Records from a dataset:
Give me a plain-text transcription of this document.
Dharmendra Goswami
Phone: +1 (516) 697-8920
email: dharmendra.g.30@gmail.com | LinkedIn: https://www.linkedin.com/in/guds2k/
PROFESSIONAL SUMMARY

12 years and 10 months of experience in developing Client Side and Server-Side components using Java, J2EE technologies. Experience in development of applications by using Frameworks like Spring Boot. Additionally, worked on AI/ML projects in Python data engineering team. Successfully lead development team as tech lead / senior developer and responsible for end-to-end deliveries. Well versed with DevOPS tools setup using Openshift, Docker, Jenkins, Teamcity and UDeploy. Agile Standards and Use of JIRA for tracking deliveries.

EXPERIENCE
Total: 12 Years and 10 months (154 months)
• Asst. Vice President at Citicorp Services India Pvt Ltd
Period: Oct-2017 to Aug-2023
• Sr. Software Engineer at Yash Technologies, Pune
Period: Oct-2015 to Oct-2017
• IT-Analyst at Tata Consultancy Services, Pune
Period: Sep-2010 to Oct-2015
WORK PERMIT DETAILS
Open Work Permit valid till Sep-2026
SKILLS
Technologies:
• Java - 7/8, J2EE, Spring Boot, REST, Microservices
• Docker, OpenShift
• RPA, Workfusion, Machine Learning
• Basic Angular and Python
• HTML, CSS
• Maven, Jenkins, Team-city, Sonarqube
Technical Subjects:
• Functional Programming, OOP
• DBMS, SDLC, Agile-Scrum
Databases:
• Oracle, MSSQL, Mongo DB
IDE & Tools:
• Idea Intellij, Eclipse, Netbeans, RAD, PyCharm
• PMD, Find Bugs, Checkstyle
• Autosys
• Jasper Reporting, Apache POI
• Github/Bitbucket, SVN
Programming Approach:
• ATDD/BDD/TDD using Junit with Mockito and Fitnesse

YOUR GOAL: Search the records above for the string "Spring". Copy every line that contains it.

SOLUTION TO THIS PROBLEM:
12 years and 10 months of experience in developing Client Side and Server-Side components using Java, J2EE technologies. Experience in development of applications by using Frameworks like Spring Boot. Additionally, worked on AI/ML projects in Python data engineering team. Successfully lead development team as tech lead / senior developer and responsible for end-to-end deliveries. Well versed with DevOPS tools setup using Openshift, Docker, Jenkins, Teamcity and UDeploy. Agile Standards and Use of JIRA for tracking deliveries.
• Java - 7/8, J2EE, Spring Boot, REST, Microservices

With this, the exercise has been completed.